- [Text segment]:
★ ★ ★
Infra
Public private partnerships – getting back into gear | Infrastructure and Capital Projects | Deloitte New Zealand
Public private partnerships (PPP) are poised for a comeback. The coalition Government is actively aiming to revive and promote PPPs as a means of delivering infrastructure projects.
In recent years, PPPs have not been a focus for government-led infrastructure projects. After over a half decade where no new PPPs have been brought to market, getting the New Zealand PPP market back into gear will represent a considerable challenge for procuring agencies, the government’s central PPP team (which has resided in Te Waihanga), as well as the new National Infrastructure Agency.
This article delves into the challenges and considerations for government as it explores delivering part of its infrastructure programme through PPPs.
Before delving into this, we note that PPPs in New Zealand have a specific definition – they are a long-term contract for the delivery of a service, where provision of the service requires the construction of a new asset, or enhancement of an existing asset, that is financed from external sources on a non-recourse basis. Full legal ownership of the asset is retained by the Crown.
Why PPP?
The purpose of the original PPP programme was to enhance value for money in the delivery and operation of public infrastructure, through:
- Reliable delivery at a reliable price from a financing and payment structure that incentivises on time delivery to the required standard (across both delivery and operational aspects), and
- Enhanced innovation from a long-term contract structure that focuses on optimising whole of life outcomes.
The original PPP programme also had a supporting objective of attracting international design and construct (D&C) contractors (i.e. builders) into the New Zealand market to build depth and capability. Large international contractors have historically been attracted to PPPs given the size of these deals.
New Zealand’s PPPs are also often misunderstood as trying to achieve ‘off balance sheet’ outcomes, or as offering some form of funding solution. However, all of New Zealand’s PPPs are ‘on balance sheet’ and the government ultimately pays the PPP for the new infrastructure delivered.
Overall, the government is likely motivated by a desire to see enhanced value for money from public procurement as its key driver in delivering a new PPP programme. The challenge will come in building a market that is willing to enter into PPP contracts, while also ensuring these contracts still represent value for money.
Considerations for getting the next generation of PPPs off the ground
We have identified three key considerations for enhancing both value for money and for developing a viable PPP market in New Zealand:
A committed and credible programme of bankable opportunities
PPPs are costly to tender for, and one PPP does not make a market. The PPP pipeline will need to be both credible, and of sufficient scale to convince the market there is a pipeline of relevant opportunities. This challenge is enhanced by our 3-year election cycle, with PPPs representing a politically contested model.
These challenges can be mitigated by developing, and adhering to, a considered pipeline and running robust market sounding processes for candidate PPP projects. Wider changes to the procurement process can also enhance the attractiveness of the PPP pipeline. For example, there may need to be an increased focus on bid compensation to help alleviate costs of bidding (and thereby ensure a competitive tender). This is particularly where the PPPs value is at the lower end of the viability threshold for equity participants (e.g. $200m project value), given that PPP bid costs can be substantial. Another opportunity is to signal changes to the interactive tender process used for PPP procurement. These have been criticised for being overly formal, with bidders expressing a desire for more open discussion (within the bounds of probity).
★ ★ ★
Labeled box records
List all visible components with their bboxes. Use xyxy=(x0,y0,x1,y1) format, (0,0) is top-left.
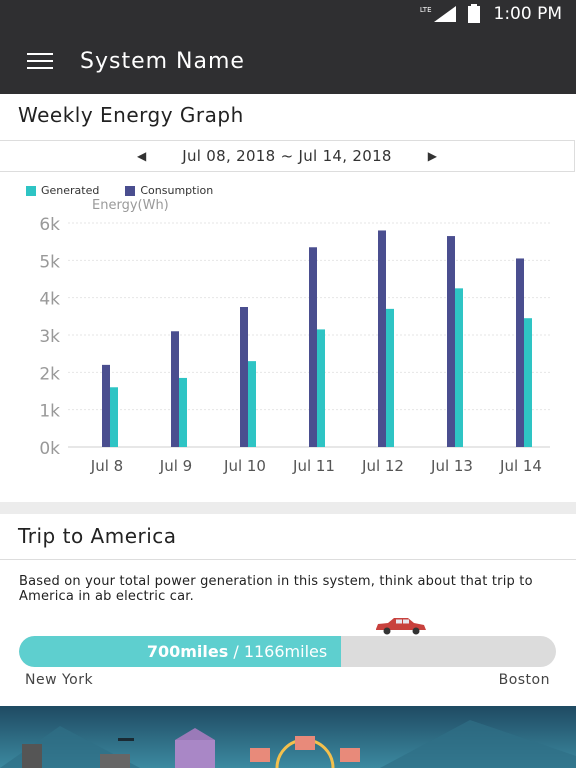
trip-description: Based on your total power generation in … xyxy=(19,574,533,604)
generated-bar xyxy=(386,308,394,447)
x-tick-label: Jul 12 xyxy=(361,457,404,475)
date-range: Jul 08, 2018 ~ Jul 14, 2018 xyxy=(182,147,392,165)
generated-bar xyxy=(455,288,463,447)
y-tick-label: 1k xyxy=(39,402,60,422)
battery-icon xyxy=(467,4,480,23)
y-tick-label: 6k xyxy=(39,215,60,235)
menu-button[interactable] xyxy=(0,28,80,94)
destination-city: Boston xyxy=(498,672,550,688)
consumption-bar xyxy=(309,247,317,447)
y-tick-label: 0k xyxy=(39,439,60,459)
generated-bar xyxy=(524,318,532,447)
progress-total: 1166miles xyxy=(243,642,328,661)
app-bar: System Name xyxy=(0,28,576,94)
x-tick-label: Jul 14 xyxy=(499,457,542,475)
legend-generated-swatch xyxy=(26,185,36,196)
clock: 1:00 PM xyxy=(493,4,563,24)
energy-bar-chart: Energy(Wh) 0k 1k 2k 3k 4k 5k 6k Jul 8 Jul 9 Jul 10… xyxy=(39,198,550,475)
app-title: System Name xyxy=(80,48,245,74)
date-navigator: ◀ Jul 08, 2018 ~ Jul 14, 2018 ▶ xyxy=(0,140,575,172)
generated-bar xyxy=(317,329,325,447)
legend-generated-label: Generated xyxy=(41,184,100,197)
car-icon xyxy=(376,618,426,635)
consumption-bar xyxy=(171,331,179,447)
x-tick-label: Jul 13 xyxy=(430,457,473,475)
x-tick-label: Jul 8 xyxy=(90,457,123,475)
progress-current: 700miles xyxy=(146,642,229,661)
card-divider xyxy=(0,502,576,514)
energy-card: Weekly Energy Graph ◀ Jul 08, 2018 ~ Jul… xyxy=(0,94,576,502)
consumption-bar xyxy=(378,230,386,447)
chart-legend: Generated Consumption xyxy=(26,184,239,197)
y-axis-label: Energy(Wh) xyxy=(92,198,169,213)
x-tick-label: Jul 9 xyxy=(159,457,192,475)
lte-label: LTE xyxy=(419,6,432,14)
hamburger-icon xyxy=(27,53,53,69)
legend-consumption-label: Consumption xyxy=(140,184,214,197)
generated-bar xyxy=(248,361,256,447)
consumption-bar xyxy=(516,258,524,447)
trip-card: Trip to America Based on your total powe… xyxy=(0,514,576,706)
y-tick-label: 3k xyxy=(39,327,60,347)
consumption-bar xyxy=(447,236,455,447)
y-tick-label: 5k xyxy=(39,252,60,272)
x-tick-label: Jul 10 xyxy=(223,457,266,475)
y-tick-label: 4k xyxy=(39,290,60,310)
trip-card-title: Trip to America xyxy=(18,524,177,548)
legend-consumption-swatch xyxy=(125,185,136,196)
y-tick-label: 2k xyxy=(39,364,60,384)
trip-card-separator xyxy=(0,559,576,560)
legend-generated: Generated xyxy=(26,184,99,197)
x-tick-label: Jul 11 xyxy=(292,457,335,475)
next-week-icon[interactable]: ▶ xyxy=(427,149,437,163)
signal-icon xyxy=(433,6,456,22)
generated-bar xyxy=(179,377,187,447)
status-bar: LTE 1:00 PM xyxy=(0,0,576,28)
energy-card-title: Weekly Energy Graph xyxy=(18,103,244,127)
progress-separator: / xyxy=(228,642,244,661)
generated-bar xyxy=(110,387,118,447)
consumption-bar xyxy=(240,307,248,447)
legend-consumption: Consumption xyxy=(125,184,213,197)
trip-progress-label: 700miles / 1166miles xyxy=(147,636,341,667)
prev-week-icon[interactable]: ◀ xyxy=(137,149,147,163)
city-illustration xyxy=(0,706,576,768)
origin-city: New York xyxy=(25,672,94,688)
trip-progress-bar: 700miles / 1166miles xyxy=(19,636,556,667)
trip-progress-fill: 700miles / 1166miles xyxy=(19,636,342,667)
consumption-bar xyxy=(102,364,110,447)
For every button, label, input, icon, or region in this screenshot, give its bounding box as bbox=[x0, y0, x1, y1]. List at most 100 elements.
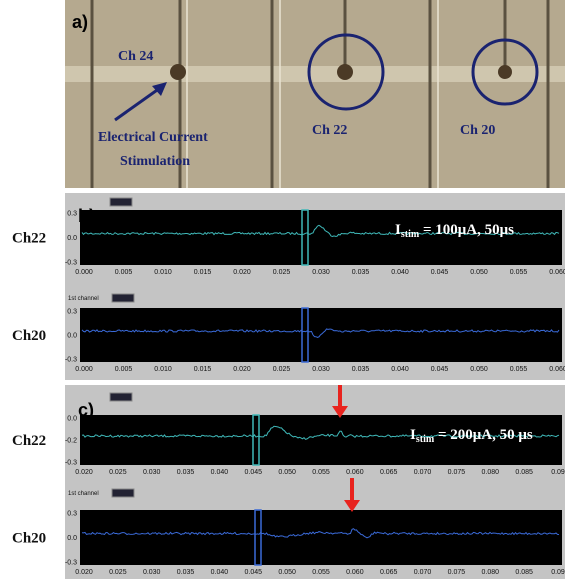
★ ★ ★
- [Objective]:
Carry on the text on New Zealand public private partnerships from the point where it stops. The records have no connection to the text on public private partnerships.

- [Answer to this task]:
Resetting PPP risk allocation so its attractive to design and construct contractors while not losing the ‘on time’ and ‘on cost’ discipline of PPP. Domestic design and construct (D&C) contractors (i.e. builders) are generally wary of PPPs as a commercial proposition. Added to this, D&C contractors have been under pressure in recent years, with cost escalations and limited resources impacting major projects. In this context, the hard ‘risk transfer’ in the original PPP model may need to be reconsidered, particularly in the context of horizontal infrastructure projects such as major highways. Ground conditions risk is often cited as a risk that contractors find challenging to accurately price and control. As part of a revised risk allocation framework, there may be opportunity to share this risk. For example, in Victoria, the incentivised target cost model has recently been used to introduce additional risk sharing (borrowing from collaborative procurement models) within the hard incentives of the PPP framework – noting this model is more complex to administer and creates more downside cost risk for the government.
Another risk allocation consideration is D&C contractor insolvency. Regardless of contractor, the underlying supply chain often represents a similar mix of local firms. The government may wish to take a more active interest in having line of sight / recourse over this supply chain in case the D&C contractor becomes insolvent – rather than leaving to this largely to the PPP consortium to manage.
Innovation in PPP financing
A common critique of PPPs is that they attract a higher cost of capital than government borrowing (which is cheaper due to the government’s taxation powers). However, the project cost of capital should reflect the risks inherent with each particular project – whether it is delivered under a PPP or a traditional delivery model. Private finance’s role in the PPP model is to sharpen incentives to ensure value for money, and the PPP procurement process is designed to evidence whether these efficiencies offer value over traditional delivery models.
There may still be opportunities to reduce the cost of finance while still preserving the incentive value of private finance. From the perspective of reducing the cost of finance, one option being discussed is procurement of an initial SPV comprising equity and its delivery subcontractors, and then competitively tender the debt component (which forms circa 90% of a PPP’s capital structure) to ensure debt margins are as sharp as possible. Another solution to reduce the requirement for private financing, which has been used in Australia, is for the government to make upfront capital contributions – this reduces the privately financed component of the project (and associated costs) while also theoretically preserving the incentives that come from private finance (and associated value for money benefits). Capital contributions may also be a mechanism for increased risk sharing between government and private sector – and part of making opportunities more attractive to participants.
Given the challenges facing the infrastructure sector, there must be an ongoing focus on evolving delivery models and adopting more commercial approaches to infrastructure delivery and management. While there are several challenges to overcome, the reboot of the PPP programme offers a significant opportunity for innovation.